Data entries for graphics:
[start]
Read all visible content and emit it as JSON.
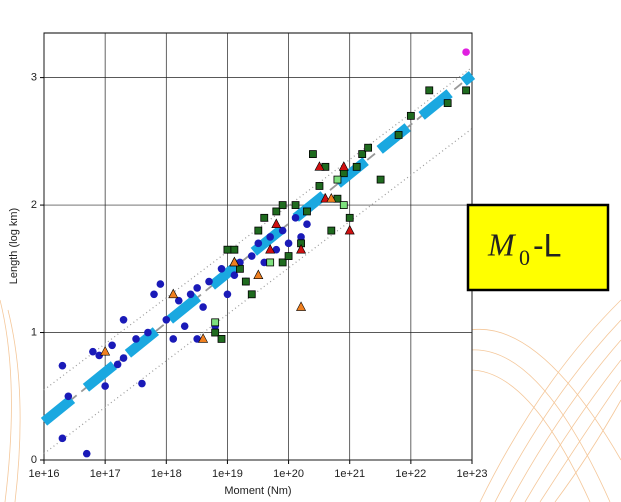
{
  "chart_data": {
    "type": "scatter",
    "x_label": "Moment (Nm)",
    "y_label": "Length (log km)",
    "xscale": "log",
    "xlim": [
      1e+16,
      1e+23
    ],
    "ylim": [
      0,
      3.35
    ],
    "xticks": [
      {
        "value": 1e+16,
        "label": "1e+16"
      },
      {
        "value": 1e+17,
        "label": "1e+17"
      },
      {
        "value": 1e+18,
        "label": "1e+18"
      },
      {
        "value": 1e+19,
        "label": "1e+19"
      },
      {
        "value": 1e+20,
        "label": "1e+20"
      },
      {
        "value": 1e+21,
        "label": "1e+21"
      },
      {
        "value": 1e+22,
        "label": "1e+22"
      },
      {
        "value": 1e+23,
        "label": "1e+23"
      }
    ],
    "yticks": [
      0,
      1,
      2,
      3
    ],
    "grid": true,
    "series": [
      {
        "color": "#1a1ab8",
        "marker": "circle",
        "x": [
          2e+16,
          2e+16,
          5e+16,
          6.3e+16,
          8e+16,
          1e+17,
          1.3e+17,
          1.6e+17,
          2e+17,
          3.2e+17,
          4e+17,
          5e+17,
          6.3e+17,
          8e+17,
          1e+18,
          1.3e+18,
          1.6e+18,
          2e+18,
          2.5e+18,
          3.2e+18,
          4e+18,
          5e+18,
          6.3e+18,
          8e+18,
          1e+19,
          1.3e+19,
          1.6e+19,
          2e+19,
          2.5e+19,
          3.2e+19,
          4e+19,
          5e+19,
          6.3e+19,
          8e+19,
          1e+20,
          1.3e+20,
          1.6e+20,
          2e+20,
          3.2e+18,
          2e+17,
          2.5e+16
        ],
        "values": [
          0.74,
          0.17,
          0.05,
          0.85,
          0.82,
          0.58,
          0.9,
          0.75,
          0.8,
          0.95,
          0.6,
          1.0,
          1.3,
          1.38,
          1.1,
          0.95,
          1.25,
          1.05,
          1.3,
          1.35,
          1.2,
          1.4,
          1.05,
          1.5,
          1.3,
          1.45,
          1.55,
          1.4,
          1.6,
          1.7,
          1.55,
          1.75,
          1.65,
          1.8,
          1.7,
          1.9,
          1.75,
          1.85,
          0.95,
          1.1,
          0.5
        ]
      },
      {
        "color": "#1f6b1f",
        "marker": "square",
        "x": [
          6.3e+18,
          1e+19,
          1.3e+19,
          1.6e+19,
          2e+19,
          3.2e+19,
          4e+19,
          6.3e+19,
          8e+19,
          1e+20,
          1.3e+20,
          1.6e+20,
          2e+20,
          2.5e+20,
          3.2e+20,
          4e+20,
          5e+20,
          6.3e+20,
          8e+20,
          1e+21,
          1.3e+21,
          1.6e+21,
          2e+21,
          3.2e+21,
          6.3e+21,
          1e+22,
          2e+22,
          4e+22,
          8e+22,
          8e+19,
          8e+18,
          2.5e+19
        ],
        "values": [
          1.0,
          1.65,
          1.65,
          1.5,
          1.4,
          1.8,
          1.9,
          1.95,
          1.55,
          1.6,
          2.0,
          1.7,
          1.95,
          2.4,
          2.15,
          2.3,
          1.8,
          2.05,
          2.25,
          1.9,
          2.3,
          2.4,
          2.45,
          2.2,
          2.55,
          2.7,
          2.9,
          2.8,
          2.9,
          2.0,
          0.95,
          1.3
        ]
      },
      {
        "color": "#d01010",
        "marker": "triangle",
        "x": [
          5e+19,
          6.3e+19,
          1.6e+20,
          3.2e+20,
          8e+20,
          1e+21,
          1.3e+19,
          4e+20
        ],
        "values": [
          1.65,
          1.85,
          1.65,
          2.3,
          2.3,
          1.8,
          1.55,
          2.05
        ]
      },
      {
        "color": "#f08020",
        "marker": "triangle",
        "x": [
          1e+17,
          1.3e+18,
          4e+18,
          1.3e+19,
          1.6e+20,
          5e+20,
          3.2e+19
        ],
        "values": [
          0.85,
          1.3,
          0.95,
          1.55,
          1.2,
          2.05,
          1.45
        ]
      },
      {
        "color": "#7ee07e",
        "marker": "square",
        "x": [
          6.3e+18,
          5e+19,
          8e+20,
          6.3e+20
        ],
        "values": [
          1.08,
          1.55,
          2.0,
          2.2
        ]
      },
      {
        "color": "#e020e0",
        "marker": "circle",
        "x": [
          8e+22
        ],
        "values": [
          3.2
        ]
      }
    ],
    "lines": [
      {
        "color": "#999999",
        "style": "dotted",
        "x": [
          1e+16,
          1e+23
        ],
        "values": [
          0.55,
          3.08
        ]
      },
      {
        "color": "#999999",
        "style": "dotted",
        "x": [
          1e+16,
          1e+23
        ],
        "values": [
          0.05,
          2.6
        ]
      },
      {
        "color": "#999999",
        "style": "dashed",
        "x": [
          1e+16,
          1e+23
        ],
        "values": [
          0.3,
          3.02
        ]
      },
      {
        "color": "#1aa8e0",
        "style": "thick-dashed",
        "x": [
          1e+16,
          1e+23
        ],
        "values": [
          0.3,
          3.02
        ]
      }
    ],
    "annotation": {
      "base": "M",
      "sub": "0",
      "rest": "-L"
    }
  }
}
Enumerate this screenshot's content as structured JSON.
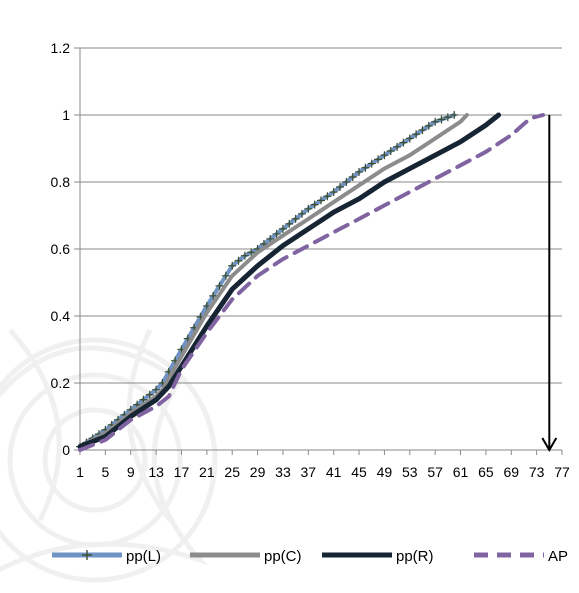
{
  "chart_data": {
    "type": "line",
    "title": "",
    "xlabel": "",
    "ylabel": "",
    "ylim": [
      0,
      1.2
    ],
    "xlim": [
      1,
      77
    ],
    "grid": true,
    "legend_position": "bottom",
    "yticks": [
      {
        "value": 0,
        "label": "0"
      },
      {
        "value": 0.2,
        "label": "0.2"
      },
      {
        "value": 0.4,
        "label": "0.4"
      },
      {
        "value": 0.6,
        "label": "0.6"
      },
      {
        "value": 0.8,
        "label": "0.8"
      },
      {
        "value": 1,
        "label": "1"
      },
      {
        "value": 1.2,
        "label": "1.2"
      }
    ],
    "xticks": [
      "1",
      "5",
      "9",
      "13",
      "17",
      "21",
      "25",
      "29",
      "33",
      "37",
      "41",
      "45",
      "49",
      "53",
      "57",
      "61",
      "65",
      "69",
      "73",
      "77"
    ],
    "series": [
      {
        "name": "pp(L)",
        "color": "#6f93c4",
        "style": "solid-marker-plus",
        "x": [
          1,
          5,
          9,
          13,
          14,
          17,
          21,
          25,
          27,
          29,
          33,
          37,
          41,
          45,
          49,
          53,
          57,
          60
        ],
        "y": [
          0.01,
          0.06,
          0.12,
          0.18,
          0.2,
          0.3,
          0.43,
          0.55,
          0.58,
          0.6,
          0.66,
          0.72,
          0.77,
          0.83,
          0.88,
          0.93,
          0.98,
          1.0
        ]
      },
      {
        "name": "pp(C)",
        "color": "#8c8c8c",
        "style": "solid",
        "x": [
          1,
          5,
          9,
          13,
          14,
          17,
          21,
          25,
          29,
          33,
          37,
          41,
          45,
          49,
          53,
          57,
          61,
          62
        ],
        "y": [
          0.01,
          0.05,
          0.11,
          0.16,
          0.18,
          0.28,
          0.41,
          0.52,
          0.59,
          0.64,
          0.69,
          0.74,
          0.79,
          0.84,
          0.88,
          0.93,
          0.98,
          1.0
        ]
      },
      {
        "name": "pp(R)",
        "color": "#162433",
        "style": "solid",
        "x": [
          1,
          5,
          9,
          13,
          15,
          17,
          21,
          25,
          29,
          33,
          37,
          41,
          45,
          49,
          53,
          57,
          61,
          65,
          67
        ],
        "y": [
          0.01,
          0.04,
          0.1,
          0.15,
          0.19,
          0.25,
          0.37,
          0.48,
          0.55,
          0.61,
          0.66,
          0.71,
          0.75,
          0.8,
          0.84,
          0.88,
          0.92,
          0.97,
          1.0
        ]
      },
      {
        "name": "AP",
        "color": "#8064a2",
        "style": "dashed",
        "x": [
          1,
          5,
          9,
          13,
          15,
          17,
          21,
          25,
          29,
          33,
          37,
          41,
          45,
          49,
          53,
          57,
          61,
          65,
          69,
          72,
          74
        ],
        "y": [
          0.0,
          0.03,
          0.09,
          0.13,
          0.16,
          0.24,
          0.35,
          0.45,
          0.52,
          0.57,
          0.61,
          0.65,
          0.69,
          0.73,
          0.77,
          0.81,
          0.85,
          0.89,
          0.94,
          0.99,
          1.0
        ]
      }
    ],
    "annotations": [
      {
        "type": "arrow",
        "x": 75,
        "y_from": 1.0,
        "y_to": 0
      }
    ]
  }
}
[end]
* EXERCISE: In the entries above, identify every line with the word "content". Copy those lines.

* RESPONSE TO THE EXERCISE:
Read all visible content and emit it as JSON.
Enumerate this screenshot's content as structured JSON.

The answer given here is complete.